• EXERCISE DETAILS
Check every line in the records below for the word "method" and report how many have it, nothing more.
====== DATASET ENTRIES
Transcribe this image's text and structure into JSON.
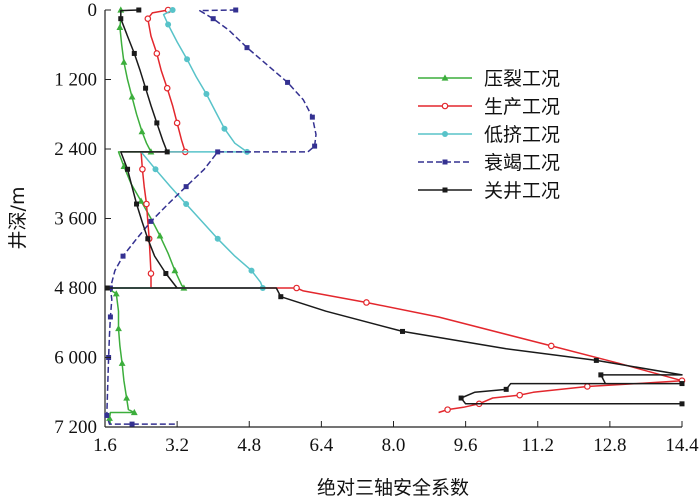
{
  "chart_data": {
    "type": "line",
    "orientation": "depth-profile",
    "xlabel": "绝对三轴安全系数",
    "ylabel": "井深/m",
    "xlim": [
      1.6,
      14.4
    ],
    "ylim": [
      0,
      7200
    ],
    "y_inverted": true,
    "x_ticks": [
      "1.6",
      "3.2",
      "4.8",
      "6.4",
      "8.0",
      "9.6",
      "11.2",
      "12.8",
      "14.4"
    ],
    "x_tick_values": [
      1.6,
      3.2,
      4.8,
      6.4,
      8.0,
      9.6,
      11.2,
      12.8,
      14.4
    ],
    "y_ticks": [
      "0",
      "1 200",
      "2 400",
      "3 600",
      "4 800",
      "6 000",
      "7 200"
    ],
    "y_tick_values": [
      0,
      1200,
      2400,
      3600,
      4800,
      6000,
      7200
    ],
    "grid": false,
    "legend_position": "right-center",
    "series": [
      {
        "name": "压裂工况",
        "color": "#3cae3c",
        "marker": "triangle",
        "dashed": false,
        "points": [
          [
            1.95,
            0
          ],
          [
            1.95,
            150
          ],
          [
            1.93,
            300
          ],
          [
            1.97,
            600
          ],
          [
            2.02,
            900
          ],
          [
            2.1,
            1200
          ],
          [
            2.2,
            1500
          ],
          [
            2.3,
            1800
          ],
          [
            2.42,
            2100
          ],
          [
            2.52,
            2300
          ],
          [
            2.62,
            2450
          ],
          [
            1.9,
            2450
          ],
          [
            2.02,
            2700
          ],
          [
            2.18,
            3000
          ],
          [
            2.4,
            3300
          ],
          [
            2.62,
            3600
          ],
          [
            2.82,
            3900
          ],
          [
            3.0,
            4200
          ],
          [
            3.15,
            4500
          ],
          [
            3.3,
            4750
          ],
          [
            3.35,
            4800
          ],
          [
            1.65,
            4800
          ],
          [
            1.85,
            4900
          ],
          [
            1.9,
            5200
          ],
          [
            1.9,
            5500
          ],
          [
            1.93,
            5800
          ],
          [
            1.98,
            6100
          ],
          [
            2.02,
            6400
          ],
          [
            2.08,
            6700
          ],
          [
            2.12,
            6900
          ],
          [
            2.25,
            6950
          ],
          [
            1.72,
            6950
          ],
          [
            1.7,
            7050
          ],
          [
            1.72,
            7150
          ]
        ]
      },
      {
        "name": "生产工况",
        "color": "#e3272d",
        "marker": "circle-open",
        "dashed": false,
        "points": [
          [
            3.0,
            0
          ],
          [
            2.65,
            50
          ],
          [
            2.55,
            150
          ],
          [
            2.62,
            450
          ],
          [
            2.75,
            750
          ],
          [
            2.85,
            1050
          ],
          [
            2.98,
            1350
          ],
          [
            3.1,
            1650
          ],
          [
            3.2,
            1950
          ],
          [
            3.3,
            2250
          ],
          [
            3.38,
            2450
          ],
          [
            2.4,
            2450
          ],
          [
            2.43,
            2750
          ],
          [
            2.47,
            3050
          ],
          [
            2.52,
            3350
          ],
          [
            2.55,
            3650
          ],
          [
            2.58,
            3950
          ],
          [
            2.6,
            4250
          ],
          [
            2.62,
            4550
          ],
          [
            2.62,
            4800
          ],
          [
            5.85,
            4800
          ],
          [
            6.0,
            4850
          ],
          [
            7.4,
            5050
          ],
          [
            9.0,
            5300
          ],
          [
            11.5,
            5800
          ],
          [
            13.0,
            6100
          ],
          [
            14.4,
            6400
          ],
          [
            13.4,
            6450
          ],
          [
            12.3,
            6500
          ],
          [
            11.1,
            6600
          ],
          [
            10.8,
            6650
          ],
          [
            10.2,
            6700
          ],
          [
            9.9,
            6800
          ],
          [
            9.55,
            6860
          ],
          [
            9.2,
            6900
          ],
          [
            9.0,
            6950
          ]
        ]
      },
      {
        "name": "低挤工况",
        "color": "#58c3c9",
        "marker": "circle",
        "dashed": false,
        "points": [
          [
            3.1,
            0
          ],
          [
            2.9,
            80
          ],
          [
            3.0,
            250
          ],
          [
            3.2,
            550
          ],
          [
            3.42,
            850
          ],
          [
            3.62,
            1150
          ],
          [
            3.85,
            1450
          ],
          [
            4.05,
            1750
          ],
          [
            4.25,
            2050
          ],
          [
            4.48,
            2300
          ],
          [
            4.75,
            2450
          ],
          [
            2.4,
            2450
          ],
          [
            2.72,
            2750
          ],
          [
            3.05,
            3050
          ],
          [
            3.4,
            3350
          ],
          [
            3.75,
            3650
          ],
          [
            4.1,
            3950
          ],
          [
            4.48,
            4250
          ],
          [
            4.85,
            4500
          ],
          [
            5.05,
            4700
          ],
          [
            5.1,
            4800
          ],
          [
            1.65,
            4800
          ]
        ]
      },
      {
        "name": "衰竭工况",
        "color": "#343191",
        "marker": "square",
        "dashed": true,
        "points": [
          [
            4.5,
            0
          ],
          [
            3.7,
            10
          ],
          [
            4.0,
            150
          ],
          [
            4.35,
            350
          ],
          [
            4.75,
            650
          ],
          [
            5.2,
            950
          ],
          [
            5.65,
            1250
          ],
          [
            6.0,
            1550
          ],
          [
            6.2,
            1850
          ],
          [
            6.28,
            2150
          ],
          [
            6.25,
            2350
          ],
          [
            6.1,
            2450
          ],
          [
            4.1,
            2450
          ],
          [
            3.8,
            2750
          ],
          [
            3.4,
            3050
          ],
          [
            3.0,
            3350
          ],
          [
            2.62,
            3650
          ],
          [
            2.3,
            3950
          ],
          [
            2.0,
            4250
          ],
          [
            1.82,
            4500
          ],
          [
            1.72,
            4800
          ],
          [
            1.75,
            5000
          ],
          [
            1.72,
            5300
          ],
          [
            1.7,
            5600
          ],
          [
            1.68,
            6000
          ],
          [
            1.66,
            6500
          ],
          [
            1.64,
            7000
          ],
          [
            1.7,
            7150
          ],
          [
            2.2,
            7150
          ],
          [
            3.2,
            7150
          ]
        ]
      },
      {
        "name": "关井工况",
        "color": "#1a1a1a",
        "marker": "square",
        "dashed": false,
        "points": [
          [
            2.35,
            0
          ],
          [
            1.95,
            10
          ],
          [
            1.95,
            150
          ],
          [
            2.1,
            450
          ],
          [
            2.25,
            750
          ],
          [
            2.38,
            1050
          ],
          [
            2.5,
            1350
          ],
          [
            2.62,
            1650
          ],
          [
            2.75,
            1950
          ],
          [
            2.88,
            2250
          ],
          [
            2.98,
            2450
          ],
          [
            1.95,
            2450
          ],
          [
            2.1,
            2750
          ],
          [
            2.2,
            3050
          ],
          [
            2.3,
            3350
          ],
          [
            2.42,
            3650
          ],
          [
            2.55,
            3950
          ],
          [
            2.7,
            4250
          ],
          [
            2.95,
            4550
          ],
          [
            3.2,
            4800
          ],
          [
            1.65,
            4800
          ],
          [
            5.4,
            4800
          ],
          [
            5.5,
            4950
          ],
          [
            6.5,
            5200
          ],
          [
            8.2,
            5550
          ],
          [
            10.5,
            5850
          ],
          [
            12.5,
            6050
          ],
          [
            14.4,
            6300
          ],
          [
            12.6,
            6300
          ],
          [
            12.7,
            6450
          ],
          [
            14.4,
            6450
          ],
          [
            10.6,
            6450
          ],
          [
            10.5,
            6550
          ],
          [
            9.8,
            6600
          ],
          [
            9.5,
            6700
          ],
          [
            9.6,
            6800
          ],
          [
            14.4,
            6800
          ]
        ]
      }
    ]
  }
}
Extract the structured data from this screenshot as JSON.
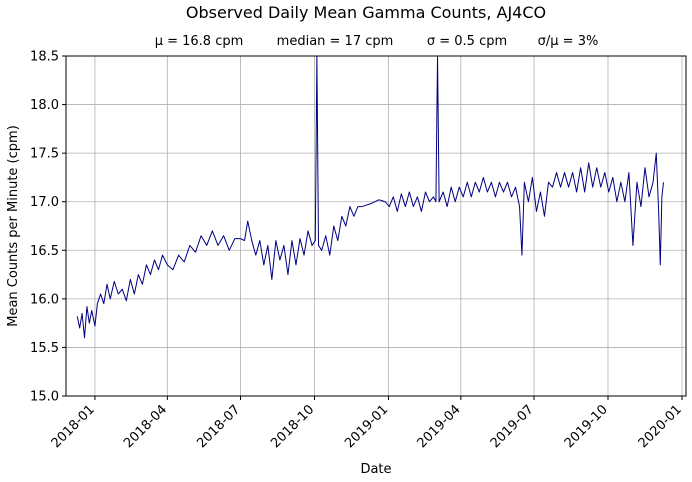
{
  "chart_data": {
    "type": "line",
    "title": "Observed Daily Mean Gamma Counts, AJ4CO",
    "subtitle_stats": [
      "μ = 16.8 cpm",
      "median = 17 cpm",
      "σ = 0.5 cpm",
      "σ/μ = 3%"
    ],
    "xlabel": "Date",
    "ylabel": "Mean Counts per Minute (cpm)",
    "ylim": [
      15.0,
      18.5
    ],
    "xlim": [
      "2017-11-26",
      "2020-01-06"
    ],
    "yticks": [
      "15.0",
      "15.5",
      "16.0",
      "16.5",
      "17.0",
      "17.5",
      "18.0",
      "18.5"
    ],
    "xticks": [
      {
        "date": "2018-01-01",
        "label": "2018-01"
      },
      {
        "date": "2018-04-01",
        "label": "2018-04"
      },
      {
        "date": "2018-07-01",
        "label": "2018-07"
      },
      {
        "date": "2018-10-01",
        "label": "2018-10"
      },
      {
        "date": "2019-01-01",
        "label": "2019-01"
      },
      {
        "date": "2019-04-01",
        "label": "2019-04"
      },
      {
        "date": "2019-07-01",
        "label": "2019-07"
      },
      {
        "date": "2019-10-01",
        "label": "2019-10"
      },
      {
        "date": "2020-01-01",
        "label": "2020-01"
      }
    ],
    "grid": true,
    "line_color": "#000080",
    "series": [
      {
        "points": [
          [
            "2017-12-10",
            15.82
          ],
          [
            "2017-12-13",
            15.7
          ],
          [
            "2017-12-16",
            15.85
          ],
          [
            "2017-12-19",
            15.6
          ],
          [
            "2017-12-22",
            15.92
          ],
          [
            "2017-12-25",
            15.75
          ],
          [
            "2017-12-28",
            15.88
          ],
          [
            "2018-01-01",
            15.72
          ],
          [
            "2018-01-04",
            15.95
          ],
          [
            "2018-01-08",
            16.05
          ],
          [
            "2018-01-12",
            15.95
          ],
          [
            "2018-01-16",
            16.15
          ],
          [
            "2018-01-20",
            16.0
          ],
          [
            "2018-01-25",
            16.18
          ],
          [
            "2018-01-30",
            16.05
          ],
          [
            "2018-02-04",
            16.1
          ],
          [
            "2018-02-09",
            15.98
          ],
          [
            "2018-02-14",
            16.2
          ],
          [
            "2018-02-19",
            16.05
          ],
          [
            "2018-02-24",
            16.25
          ],
          [
            "2018-03-01",
            16.15
          ],
          [
            "2018-03-06",
            16.35
          ],
          [
            "2018-03-11",
            16.25
          ],
          [
            "2018-03-16",
            16.4
          ],
          [
            "2018-03-21",
            16.3
          ],
          [
            "2018-03-26",
            16.45
          ],
          [
            "2018-04-01",
            16.35
          ],
          [
            "2018-04-08",
            16.3
          ],
          [
            "2018-04-15",
            16.45
          ],
          [
            "2018-04-22",
            16.38
          ],
          [
            "2018-04-29",
            16.55
          ],
          [
            "2018-05-06",
            16.48
          ],
          [
            "2018-05-13",
            16.65
          ],
          [
            "2018-05-20",
            16.55
          ],
          [
            "2018-05-27",
            16.7
          ],
          [
            "2018-06-03",
            16.55
          ],
          [
            "2018-06-10",
            16.65
          ],
          [
            "2018-06-17",
            16.5
          ],
          [
            "2018-06-24",
            16.62
          ],
          [
            "2018-07-01",
            16.62
          ],
          [
            "2018-07-06",
            16.6
          ],
          [
            "2018-07-10",
            16.8
          ],
          [
            "2018-07-15",
            16.6
          ],
          [
            "2018-07-20",
            16.45
          ],
          [
            "2018-07-25",
            16.6
          ],
          [
            "2018-07-30",
            16.35
          ],
          [
            "2018-08-04",
            16.55
          ],
          [
            "2018-08-09",
            16.2
          ],
          [
            "2018-08-14",
            16.6
          ],
          [
            "2018-08-19",
            16.4
          ],
          [
            "2018-08-24",
            16.55
          ],
          [
            "2018-08-29",
            16.25
          ],
          [
            "2018-09-03",
            16.6
          ],
          [
            "2018-09-08",
            16.35
          ],
          [
            "2018-09-13",
            16.62
          ],
          [
            "2018-09-18",
            16.45
          ],
          [
            "2018-09-23",
            16.7
          ],
          [
            "2018-09-28",
            16.55
          ],
          [
            "2018-10-02",
            16.6
          ],
          [
            "2018-10-04",
            18.5
          ],
          [
            "2018-10-06",
            16.55
          ],
          [
            "2018-10-10",
            16.5
          ],
          [
            "2018-10-15",
            16.65
          ],
          [
            "2018-10-20",
            16.45
          ],
          [
            "2018-10-25",
            16.75
          ],
          [
            "2018-10-30",
            16.6
          ],
          [
            "2018-11-04",
            16.85
          ],
          [
            "2018-11-09",
            16.75
          ],
          [
            "2018-11-14",
            16.95
          ],
          [
            "2018-11-19",
            16.85
          ],
          [
            "2018-11-24",
            16.95
          ],
          [
            "2018-11-29",
            16.95
          ],
          [
            "2018-12-10",
            16.98
          ],
          [
            "2018-12-20",
            17.02
          ],
          [
            "2018-12-28",
            17.0
          ],
          [
            "2019-01-02",
            16.95
          ],
          [
            "2019-01-07",
            17.05
          ],
          [
            "2019-01-12",
            16.9
          ],
          [
            "2019-01-17",
            17.08
          ],
          [
            "2019-01-22",
            16.95
          ],
          [
            "2019-01-27",
            17.1
          ],
          [
            "2019-02-01",
            16.95
          ],
          [
            "2019-02-06",
            17.05
          ],
          [
            "2019-02-11",
            16.9
          ],
          [
            "2019-02-16",
            17.1
          ],
          [
            "2019-02-21",
            17.0
          ],
          [
            "2019-02-26",
            17.05
          ],
          [
            "2019-03-01",
            17.0
          ],
          [
            "2019-03-03",
            18.5
          ],
          [
            "2019-03-05",
            17.0
          ],
          [
            "2019-03-10",
            17.1
          ],
          [
            "2019-03-15",
            16.95
          ],
          [
            "2019-03-20",
            17.15
          ],
          [
            "2019-03-25",
            17.0
          ],
          [
            "2019-03-30",
            17.15
          ],
          [
            "2019-04-04",
            17.05
          ],
          [
            "2019-04-09",
            17.2
          ],
          [
            "2019-04-14",
            17.05
          ],
          [
            "2019-04-19",
            17.2
          ],
          [
            "2019-04-24",
            17.1
          ],
          [
            "2019-04-29",
            17.25
          ],
          [
            "2019-05-04",
            17.1
          ],
          [
            "2019-05-09",
            17.2
          ],
          [
            "2019-05-14",
            17.05
          ],
          [
            "2019-05-19",
            17.2
          ],
          [
            "2019-05-24",
            17.1
          ],
          [
            "2019-05-29",
            17.2
          ],
          [
            "2019-06-03",
            17.05
          ],
          [
            "2019-06-08",
            17.15
          ],
          [
            "2019-06-13",
            16.95
          ],
          [
            "2019-06-16",
            16.45
          ],
          [
            "2019-06-19",
            17.2
          ],
          [
            "2019-06-24",
            17.0
          ],
          [
            "2019-06-29",
            17.25
          ],
          [
            "2019-07-04",
            16.9
          ],
          [
            "2019-07-09",
            17.1
          ],
          [
            "2019-07-14",
            16.85
          ],
          [
            "2019-07-19",
            17.2
          ],
          [
            "2019-07-24",
            17.15
          ],
          [
            "2019-07-29",
            17.3
          ],
          [
            "2019-08-03",
            17.15
          ],
          [
            "2019-08-08",
            17.3
          ],
          [
            "2019-08-13",
            17.15
          ],
          [
            "2019-08-18",
            17.3
          ],
          [
            "2019-08-23",
            17.1
          ],
          [
            "2019-08-28",
            17.35
          ],
          [
            "2019-09-02",
            17.1
          ],
          [
            "2019-09-07",
            17.4
          ],
          [
            "2019-09-12",
            17.15
          ],
          [
            "2019-09-17",
            17.35
          ],
          [
            "2019-09-22",
            17.15
          ],
          [
            "2019-09-27",
            17.3
          ],
          [
            "2019-10-02",
            17.1
          ],
          [
            "2019-10-07",
            17.25
          ],
          [
            "2019-10-12",
            17.0
          ],
          [
            "2019-10-17",
            17.2
          ],
          [
            "2019-10-22",
            17.0
          ],
          [
            "2019-10-27",
            17.3
          ],
          [
            "2019-11-01",
            16.55
          ],
          [
            "2019-11-06",
            17.2
          ],
          [
            "2019-11-11",
            16.95
          ],
          [
            "2019-11-16",
            17.35
          ],
          [
            "2019-11-21",
            17.05
          ],
          [
            "2019-11-26",
            17.2
          ],
          [
            "2019-11-30",
            17.5
          ],
          [
            "2019-12-03",
            16.9
          ],
          [
            "2019-12-05",
            16.35
          ],
          [
            "2019-12-07",
            17.05
          ],
          [
            "2019-12-09",
            17.2
          ]
        ]
      }
    ]
  }
}
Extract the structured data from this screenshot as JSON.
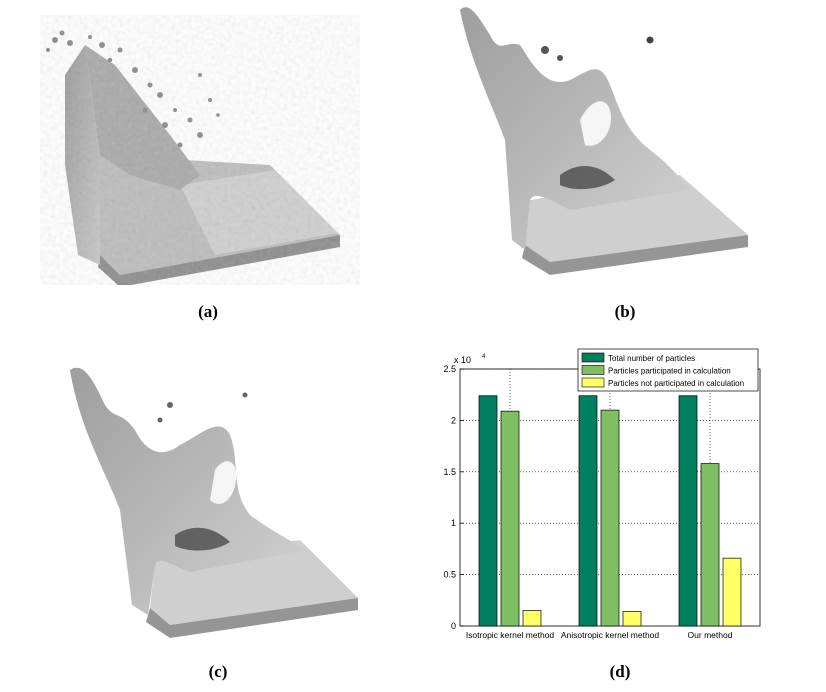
{
  "figure": {
    "captions": [
      "(a)",
      "(b)",
      "(c)",
      "(d)"
    ]
  },
  "chart_data": {
    "type": "bar",
    "categories": [
      "Isotropic kernel method",
      "Anisotropic kernel method",
      "Our method"
    ],
    "series": [
      {
        "name": "Total number of particles",
        "values": [
          2.24,
          2.24,
          2.24
        ],
        "color": "#007f5f"
      },
      {
        "name": "Particles participated in calculation",
        "values": [
          2.09,
          2.1,
          1.58
        ],
        "color": "#7fbf63"
      },
      {
        "name": "Particles not participated in calculation",
        "values": [
          0.15,
          0.14,
          0.66
        ],
        "color": "#ffff66"
      }
    ],
    "ylim": [
      0,
      2.5
    ],
    "yticks": [
      0,
      0.5,
      1,
      1.5,
      2,
      2.5
    ],
    "ytick_labels": [
      "0",
      "0.5",
      "1",
      "1.5",
      "2",
      "2.5"
    ],
    "y_multiplier": "x 10",
    "y_multiplier_exp": "4",
    "grid": true,
    "legend_position": "top-right"
  }
}
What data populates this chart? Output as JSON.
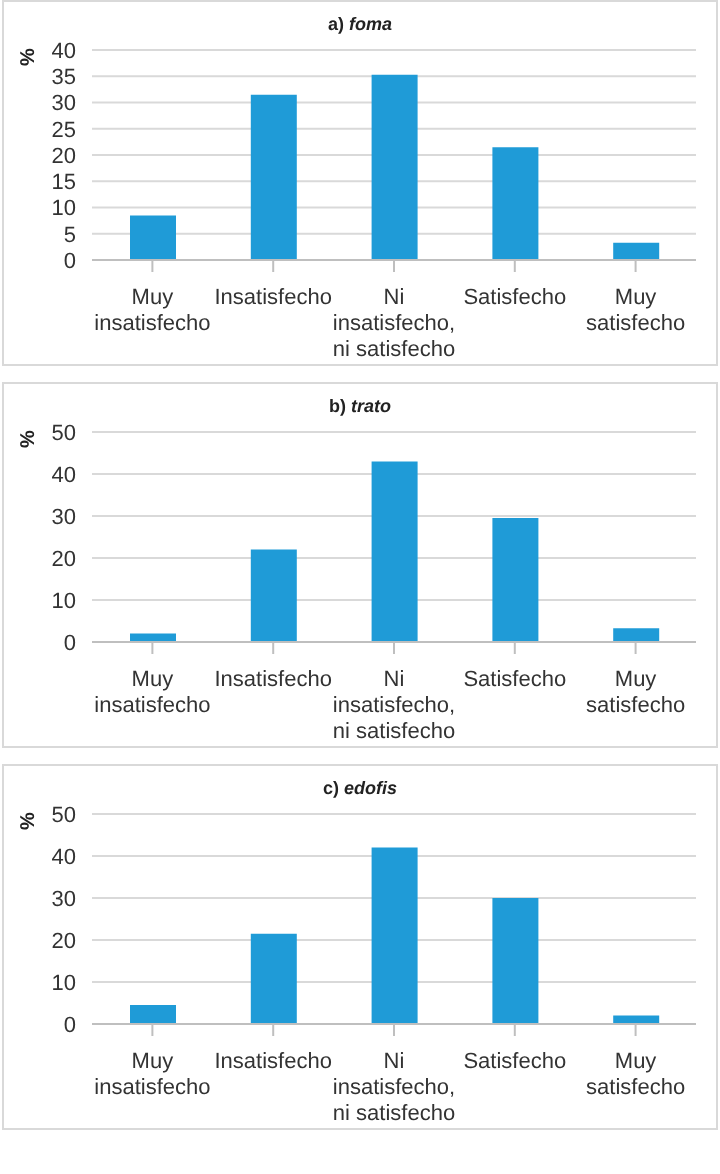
{
  "chart_data": [
    {
      "type": "bar",
      "title": "a) foma",
      "ylabel": "%",
      "categories": [
        "Muy\ninsatisfecho",
        "Insatisfecho",
        "Ni\ninsatisfecho,\nni satisfecho",
        "Satisfecho",
        "Muy\nsatisfecho"
      ],
      "values": [
        8.5,
        31.5,
        35.3,
        21.5,
        3.3
      ],
      "color": "#1f9bd7",
      "ylim": [
        0,
        40
      ],
      "yticks": [
        0,
        5,
        10,
        15,
        20,
        25,
        30,
        35,
        40
      ],
      "grid": "y",
      "legend": false
    },
    {
      "type": "bar",
      "title": "b) trato",
      "ylabel": "%",
      "categories": [
        "Muy\ninsatisfecho",
        "Insatisfecho",
        "Ni\ninsatisfecho,\nni satisfecho",
        "Satisfecho",
        "Muy\nsatisfecho"
      ],
      "values": [
        2,
        22,
        43,
        29.5,
        3.3
      ],
      "color": "#1f9bd7",
      "ylim": [
        0,
        50
      ],
      "yticks": [
        0,
        10,
        20,
        30,
        40,
        50
      ],
      "grid": "y",
      "legend": false
    },
    {
      "type": "bar",
      "title": "c) edofis",
      "ylabel": "%",
      "categories": [
        "Muy\ninsatisfecho",
        "Insatisfecho",
        "Ni\ninsatisfecho,\nni satisfecho",
        "Satisfecho",
        "Muy\nsatisfecho"
      ],
      "values": [
        4.5,
        21.5,
        42,
        30,
        2
      ],
      "color": "#1f9bd7",
      "ylim": [
        0,
        50
      ],
      "yticks": [
        0,
        10,
        20,
        30,
        40,
        50
      ],
      "grid": "y",
      "legend": false
    }
  ]
}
============
• PROBLEM SOLUTION
3